**Dataset rows**
== == ==

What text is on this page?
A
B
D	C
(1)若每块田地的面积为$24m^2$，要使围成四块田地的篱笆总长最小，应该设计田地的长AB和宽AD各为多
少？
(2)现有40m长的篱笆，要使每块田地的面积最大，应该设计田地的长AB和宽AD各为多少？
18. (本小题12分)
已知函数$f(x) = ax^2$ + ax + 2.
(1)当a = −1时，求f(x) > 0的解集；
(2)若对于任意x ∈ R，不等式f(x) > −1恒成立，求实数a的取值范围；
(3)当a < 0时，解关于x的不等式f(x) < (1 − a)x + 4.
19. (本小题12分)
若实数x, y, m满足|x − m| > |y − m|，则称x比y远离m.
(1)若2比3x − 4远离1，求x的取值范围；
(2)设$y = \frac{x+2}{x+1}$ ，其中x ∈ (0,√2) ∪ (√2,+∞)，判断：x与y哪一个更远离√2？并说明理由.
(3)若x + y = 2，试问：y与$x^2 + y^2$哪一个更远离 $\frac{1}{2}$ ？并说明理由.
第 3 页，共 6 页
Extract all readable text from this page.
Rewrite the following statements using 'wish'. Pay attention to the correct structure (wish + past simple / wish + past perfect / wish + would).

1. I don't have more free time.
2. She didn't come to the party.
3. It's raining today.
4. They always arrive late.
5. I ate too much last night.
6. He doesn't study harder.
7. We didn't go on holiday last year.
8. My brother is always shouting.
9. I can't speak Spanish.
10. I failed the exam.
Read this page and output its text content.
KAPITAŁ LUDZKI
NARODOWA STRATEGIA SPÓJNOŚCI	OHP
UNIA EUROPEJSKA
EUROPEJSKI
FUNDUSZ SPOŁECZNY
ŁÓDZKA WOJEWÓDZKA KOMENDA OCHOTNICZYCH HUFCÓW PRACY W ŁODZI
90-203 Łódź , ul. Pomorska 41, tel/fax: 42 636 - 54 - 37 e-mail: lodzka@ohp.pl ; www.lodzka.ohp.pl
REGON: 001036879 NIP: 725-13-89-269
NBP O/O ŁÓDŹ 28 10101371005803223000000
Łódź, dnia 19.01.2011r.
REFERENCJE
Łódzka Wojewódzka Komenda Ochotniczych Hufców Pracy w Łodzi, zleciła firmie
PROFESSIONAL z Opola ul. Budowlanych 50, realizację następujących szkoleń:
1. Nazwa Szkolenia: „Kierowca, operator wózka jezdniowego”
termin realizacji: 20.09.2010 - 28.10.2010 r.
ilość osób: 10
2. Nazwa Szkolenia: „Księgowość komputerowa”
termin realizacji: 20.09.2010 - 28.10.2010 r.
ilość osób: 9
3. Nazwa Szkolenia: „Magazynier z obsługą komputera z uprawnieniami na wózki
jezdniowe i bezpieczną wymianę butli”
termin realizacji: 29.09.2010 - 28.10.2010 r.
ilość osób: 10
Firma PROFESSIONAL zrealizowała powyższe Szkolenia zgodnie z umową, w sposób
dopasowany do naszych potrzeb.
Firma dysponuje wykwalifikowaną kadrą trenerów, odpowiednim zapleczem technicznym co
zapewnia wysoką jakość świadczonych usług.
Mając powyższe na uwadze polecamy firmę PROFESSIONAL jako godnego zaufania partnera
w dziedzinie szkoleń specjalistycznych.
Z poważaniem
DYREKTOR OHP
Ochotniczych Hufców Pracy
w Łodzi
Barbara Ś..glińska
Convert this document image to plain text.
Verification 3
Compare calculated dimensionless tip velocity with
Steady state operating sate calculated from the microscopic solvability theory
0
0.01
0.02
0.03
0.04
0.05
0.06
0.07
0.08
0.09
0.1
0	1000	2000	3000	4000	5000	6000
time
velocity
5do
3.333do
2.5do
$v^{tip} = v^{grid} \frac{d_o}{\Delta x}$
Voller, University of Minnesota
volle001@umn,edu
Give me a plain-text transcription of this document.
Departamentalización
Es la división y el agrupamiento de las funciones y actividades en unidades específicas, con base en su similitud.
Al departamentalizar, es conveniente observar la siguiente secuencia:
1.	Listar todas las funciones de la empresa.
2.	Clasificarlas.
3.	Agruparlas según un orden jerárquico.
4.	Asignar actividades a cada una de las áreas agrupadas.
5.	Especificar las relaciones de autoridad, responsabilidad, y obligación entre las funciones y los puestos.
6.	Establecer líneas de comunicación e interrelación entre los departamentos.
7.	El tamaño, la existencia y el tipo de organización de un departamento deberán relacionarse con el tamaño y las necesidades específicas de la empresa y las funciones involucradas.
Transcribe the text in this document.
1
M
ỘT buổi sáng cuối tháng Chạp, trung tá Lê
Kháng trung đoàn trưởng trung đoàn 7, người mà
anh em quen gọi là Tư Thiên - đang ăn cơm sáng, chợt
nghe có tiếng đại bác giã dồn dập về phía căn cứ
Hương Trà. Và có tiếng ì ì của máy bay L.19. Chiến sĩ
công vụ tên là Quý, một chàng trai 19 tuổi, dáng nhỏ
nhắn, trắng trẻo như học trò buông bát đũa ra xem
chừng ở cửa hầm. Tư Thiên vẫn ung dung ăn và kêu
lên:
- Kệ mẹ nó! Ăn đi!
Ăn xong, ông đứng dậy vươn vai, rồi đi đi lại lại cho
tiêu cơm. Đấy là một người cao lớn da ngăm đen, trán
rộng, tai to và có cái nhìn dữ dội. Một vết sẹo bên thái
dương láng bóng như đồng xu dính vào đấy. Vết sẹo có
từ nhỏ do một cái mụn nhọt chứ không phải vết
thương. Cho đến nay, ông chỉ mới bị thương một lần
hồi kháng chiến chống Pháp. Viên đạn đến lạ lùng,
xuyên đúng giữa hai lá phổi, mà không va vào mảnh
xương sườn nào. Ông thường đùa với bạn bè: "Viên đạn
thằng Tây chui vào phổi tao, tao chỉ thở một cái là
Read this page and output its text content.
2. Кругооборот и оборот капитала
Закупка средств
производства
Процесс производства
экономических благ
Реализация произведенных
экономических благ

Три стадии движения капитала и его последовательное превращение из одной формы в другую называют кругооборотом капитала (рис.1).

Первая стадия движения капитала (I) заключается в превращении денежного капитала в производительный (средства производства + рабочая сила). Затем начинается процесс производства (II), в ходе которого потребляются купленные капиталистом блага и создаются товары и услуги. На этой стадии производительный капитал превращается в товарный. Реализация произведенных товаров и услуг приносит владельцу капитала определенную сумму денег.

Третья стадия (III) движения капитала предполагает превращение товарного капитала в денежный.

== == ==

**Request**
In the entries above, find every line with the word "szkoleń" and list it.

**Answer to this problem**
PROFESSIONAL z Opola ul. Budowlanych 50, realizację następujących szkoleń:
w dziedzinie szkoleń specjalistycznych.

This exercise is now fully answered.